BEGIN Input for this task
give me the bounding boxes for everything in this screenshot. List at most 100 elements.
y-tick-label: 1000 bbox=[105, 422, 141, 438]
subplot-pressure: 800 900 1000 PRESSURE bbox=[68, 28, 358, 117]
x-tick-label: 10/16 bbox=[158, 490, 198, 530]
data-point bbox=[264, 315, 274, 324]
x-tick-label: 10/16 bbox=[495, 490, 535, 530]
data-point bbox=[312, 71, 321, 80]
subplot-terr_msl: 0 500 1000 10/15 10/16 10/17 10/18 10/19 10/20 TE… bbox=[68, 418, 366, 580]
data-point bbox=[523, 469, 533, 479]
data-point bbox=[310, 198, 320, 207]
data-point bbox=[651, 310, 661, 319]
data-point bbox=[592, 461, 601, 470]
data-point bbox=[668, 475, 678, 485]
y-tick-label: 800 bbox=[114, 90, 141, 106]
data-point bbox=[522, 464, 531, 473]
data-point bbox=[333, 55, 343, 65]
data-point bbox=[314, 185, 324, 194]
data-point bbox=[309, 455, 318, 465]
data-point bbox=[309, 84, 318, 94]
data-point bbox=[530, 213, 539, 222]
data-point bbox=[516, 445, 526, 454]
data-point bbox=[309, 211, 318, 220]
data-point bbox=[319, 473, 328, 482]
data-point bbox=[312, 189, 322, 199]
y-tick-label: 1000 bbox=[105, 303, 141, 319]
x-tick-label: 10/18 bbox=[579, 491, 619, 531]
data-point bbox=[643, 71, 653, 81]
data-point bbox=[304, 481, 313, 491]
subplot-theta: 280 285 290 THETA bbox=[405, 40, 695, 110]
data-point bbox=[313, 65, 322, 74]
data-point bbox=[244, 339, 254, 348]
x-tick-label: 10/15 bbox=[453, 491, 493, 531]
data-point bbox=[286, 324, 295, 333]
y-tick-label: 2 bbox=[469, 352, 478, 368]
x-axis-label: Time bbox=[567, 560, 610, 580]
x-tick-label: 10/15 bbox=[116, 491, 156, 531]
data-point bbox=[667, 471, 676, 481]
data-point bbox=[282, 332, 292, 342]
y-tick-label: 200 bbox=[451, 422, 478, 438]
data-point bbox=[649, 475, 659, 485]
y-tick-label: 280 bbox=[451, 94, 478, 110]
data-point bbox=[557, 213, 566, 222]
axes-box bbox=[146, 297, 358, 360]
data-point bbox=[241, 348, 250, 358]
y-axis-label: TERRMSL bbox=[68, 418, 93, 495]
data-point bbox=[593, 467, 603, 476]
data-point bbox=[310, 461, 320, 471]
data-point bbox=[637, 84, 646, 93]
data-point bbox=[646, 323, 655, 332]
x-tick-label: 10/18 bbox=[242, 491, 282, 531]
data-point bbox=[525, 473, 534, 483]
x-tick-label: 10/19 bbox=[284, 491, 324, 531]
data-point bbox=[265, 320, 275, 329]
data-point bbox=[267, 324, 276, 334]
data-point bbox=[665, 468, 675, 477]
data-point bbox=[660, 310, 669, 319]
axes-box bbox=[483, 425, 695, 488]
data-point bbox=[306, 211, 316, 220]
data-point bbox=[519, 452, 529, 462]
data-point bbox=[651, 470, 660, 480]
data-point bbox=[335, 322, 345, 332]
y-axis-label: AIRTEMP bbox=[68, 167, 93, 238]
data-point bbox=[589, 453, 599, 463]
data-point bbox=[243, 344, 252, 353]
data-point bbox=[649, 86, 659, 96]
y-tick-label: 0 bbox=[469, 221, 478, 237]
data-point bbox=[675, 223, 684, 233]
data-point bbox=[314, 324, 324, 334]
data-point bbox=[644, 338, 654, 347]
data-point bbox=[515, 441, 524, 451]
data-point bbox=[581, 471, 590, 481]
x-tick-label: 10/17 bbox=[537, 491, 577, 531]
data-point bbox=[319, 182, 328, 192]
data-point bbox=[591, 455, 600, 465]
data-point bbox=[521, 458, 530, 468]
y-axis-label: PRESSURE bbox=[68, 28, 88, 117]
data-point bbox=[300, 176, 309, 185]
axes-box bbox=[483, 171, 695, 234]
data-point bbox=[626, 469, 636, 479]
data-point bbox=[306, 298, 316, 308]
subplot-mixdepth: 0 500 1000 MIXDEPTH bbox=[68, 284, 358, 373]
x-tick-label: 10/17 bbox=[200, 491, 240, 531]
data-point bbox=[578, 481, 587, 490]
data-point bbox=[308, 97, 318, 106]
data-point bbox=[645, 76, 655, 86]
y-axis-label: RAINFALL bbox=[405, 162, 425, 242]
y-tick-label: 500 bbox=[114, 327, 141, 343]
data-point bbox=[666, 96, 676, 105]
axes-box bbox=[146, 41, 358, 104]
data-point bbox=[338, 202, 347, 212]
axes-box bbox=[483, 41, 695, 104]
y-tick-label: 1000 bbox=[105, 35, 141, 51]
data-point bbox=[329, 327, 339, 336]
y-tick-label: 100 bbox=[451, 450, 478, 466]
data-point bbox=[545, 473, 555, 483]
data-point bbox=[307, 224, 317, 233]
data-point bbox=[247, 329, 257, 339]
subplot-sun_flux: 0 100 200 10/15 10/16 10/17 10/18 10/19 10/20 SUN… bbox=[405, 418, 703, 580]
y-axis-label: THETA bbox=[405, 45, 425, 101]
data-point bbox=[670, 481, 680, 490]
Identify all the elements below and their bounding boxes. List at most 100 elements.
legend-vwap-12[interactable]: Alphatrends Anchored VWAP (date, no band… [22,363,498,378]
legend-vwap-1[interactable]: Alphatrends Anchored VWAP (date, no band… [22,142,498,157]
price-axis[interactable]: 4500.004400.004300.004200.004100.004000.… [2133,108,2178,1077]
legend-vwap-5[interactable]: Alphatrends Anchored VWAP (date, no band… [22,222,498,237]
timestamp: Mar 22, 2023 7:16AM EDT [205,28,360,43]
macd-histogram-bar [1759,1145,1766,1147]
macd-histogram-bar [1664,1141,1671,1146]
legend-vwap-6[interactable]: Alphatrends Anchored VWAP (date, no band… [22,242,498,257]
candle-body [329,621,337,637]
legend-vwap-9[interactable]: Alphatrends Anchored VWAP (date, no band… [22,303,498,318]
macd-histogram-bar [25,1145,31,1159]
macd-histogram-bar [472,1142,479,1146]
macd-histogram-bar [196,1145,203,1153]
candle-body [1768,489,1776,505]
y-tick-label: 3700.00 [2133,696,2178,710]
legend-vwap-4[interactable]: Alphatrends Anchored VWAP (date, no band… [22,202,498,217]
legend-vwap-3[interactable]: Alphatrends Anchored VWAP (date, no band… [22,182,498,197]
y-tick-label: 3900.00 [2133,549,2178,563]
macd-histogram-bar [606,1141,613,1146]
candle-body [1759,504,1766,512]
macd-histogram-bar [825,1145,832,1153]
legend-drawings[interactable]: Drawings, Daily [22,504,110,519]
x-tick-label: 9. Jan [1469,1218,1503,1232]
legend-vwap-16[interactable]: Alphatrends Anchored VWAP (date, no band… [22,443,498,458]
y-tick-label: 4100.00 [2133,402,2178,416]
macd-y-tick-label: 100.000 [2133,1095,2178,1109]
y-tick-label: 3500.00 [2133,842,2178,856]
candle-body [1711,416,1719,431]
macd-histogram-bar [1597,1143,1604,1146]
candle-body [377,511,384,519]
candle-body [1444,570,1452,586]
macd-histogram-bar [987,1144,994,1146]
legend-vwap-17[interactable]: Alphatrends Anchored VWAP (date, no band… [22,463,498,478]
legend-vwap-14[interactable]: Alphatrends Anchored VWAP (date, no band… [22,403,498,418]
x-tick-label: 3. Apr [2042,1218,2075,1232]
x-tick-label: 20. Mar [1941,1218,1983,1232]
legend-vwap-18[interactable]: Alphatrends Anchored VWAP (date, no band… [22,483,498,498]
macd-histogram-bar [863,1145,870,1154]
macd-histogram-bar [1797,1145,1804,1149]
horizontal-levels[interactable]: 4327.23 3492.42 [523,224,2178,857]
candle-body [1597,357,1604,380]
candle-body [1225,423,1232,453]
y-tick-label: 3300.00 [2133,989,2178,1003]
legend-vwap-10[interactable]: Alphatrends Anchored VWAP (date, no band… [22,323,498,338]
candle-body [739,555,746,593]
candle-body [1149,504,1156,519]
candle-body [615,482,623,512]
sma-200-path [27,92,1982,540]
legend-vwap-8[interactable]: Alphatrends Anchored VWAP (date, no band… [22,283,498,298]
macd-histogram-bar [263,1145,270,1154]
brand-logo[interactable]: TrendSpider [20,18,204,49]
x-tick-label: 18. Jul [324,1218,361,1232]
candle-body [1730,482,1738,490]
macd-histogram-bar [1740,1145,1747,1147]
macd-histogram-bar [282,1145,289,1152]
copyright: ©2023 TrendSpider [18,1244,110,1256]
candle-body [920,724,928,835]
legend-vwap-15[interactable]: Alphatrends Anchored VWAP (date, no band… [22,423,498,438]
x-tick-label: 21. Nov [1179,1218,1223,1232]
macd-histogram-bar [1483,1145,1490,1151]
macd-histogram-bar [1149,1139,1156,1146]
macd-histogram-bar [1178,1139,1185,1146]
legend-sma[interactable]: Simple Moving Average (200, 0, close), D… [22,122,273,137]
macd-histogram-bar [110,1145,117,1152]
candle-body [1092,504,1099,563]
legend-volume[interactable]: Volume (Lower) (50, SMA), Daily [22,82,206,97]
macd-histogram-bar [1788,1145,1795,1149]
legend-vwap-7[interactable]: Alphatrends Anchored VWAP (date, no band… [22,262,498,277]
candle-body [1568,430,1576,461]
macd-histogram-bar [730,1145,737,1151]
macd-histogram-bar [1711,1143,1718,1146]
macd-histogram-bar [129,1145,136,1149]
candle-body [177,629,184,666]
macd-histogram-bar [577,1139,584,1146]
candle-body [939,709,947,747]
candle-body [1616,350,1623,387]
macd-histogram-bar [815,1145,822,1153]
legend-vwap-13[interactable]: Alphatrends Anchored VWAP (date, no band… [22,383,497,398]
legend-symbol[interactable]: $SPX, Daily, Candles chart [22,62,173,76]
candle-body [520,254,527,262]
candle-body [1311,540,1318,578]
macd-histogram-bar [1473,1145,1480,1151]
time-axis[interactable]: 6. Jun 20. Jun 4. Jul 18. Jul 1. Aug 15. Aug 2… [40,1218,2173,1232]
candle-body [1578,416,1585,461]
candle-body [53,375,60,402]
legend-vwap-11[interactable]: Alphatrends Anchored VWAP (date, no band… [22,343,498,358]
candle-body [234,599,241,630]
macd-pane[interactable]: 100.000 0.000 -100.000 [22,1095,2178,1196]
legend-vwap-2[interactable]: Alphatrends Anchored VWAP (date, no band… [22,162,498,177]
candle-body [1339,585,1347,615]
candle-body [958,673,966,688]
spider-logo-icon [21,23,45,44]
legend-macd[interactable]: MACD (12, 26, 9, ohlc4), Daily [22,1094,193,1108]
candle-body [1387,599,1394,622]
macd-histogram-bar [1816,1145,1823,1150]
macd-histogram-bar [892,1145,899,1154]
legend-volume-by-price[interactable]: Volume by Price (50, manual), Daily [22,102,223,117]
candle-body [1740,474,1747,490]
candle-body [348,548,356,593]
END Input for this task
* **Task details**: Copy the layout records word for word, from the first line through the line containing "data-point bbox=[309, 211, 318, 220]".

* **Task answer**:
give me the bounding boxes for everything in this screenshot. List at most 100 elements.
y-tick-label: 1000 bbox=[105, 422, 141, 438]
subplot-pressure: 800 900 1000 PRESSURE bbox=[68, 28, 358, 117]
x-tick-label: 10/16 bbox=[158, 490, 198, 530]
data-point bbox=[264, 315, 274, 324]
x-tick-label: 10/16 bbox=[495, 490, 535, 530]
data-point bbox=[312, 71, 321, 80]
subplot-terr_msl: 0 500 1000 10/15 10/16 10/17 10/18 10/19 10/20 TE… bbox=[68, 418, 366, 580]
data-point bbox=[523, 469, 533, 479]
data-point bbox=[310, 198, 320, 207]
data-point bbox=[651, 310, 661, 319]
data-point bbox=[592, 461, 601, 470]
data-point bbox=[668, 475, 678, 485]
y-tick-label: 800 bbox=[114, 90, 141, 106]
data-point bbox=[522, 464, 531, 473]
data-point bbox=[333, 55, 343, 65]
data-point bbox=[314, 185, 324, 194]
data-point bbox=[309, 455, 318, 465]
data-point bbox=[309, 84, 318, 94]
data-point bbox=[530, 213, 539, 222]
data-point bbox=[516, 445, 526, 454]
data-point bbox=[309, 211, 318, 220]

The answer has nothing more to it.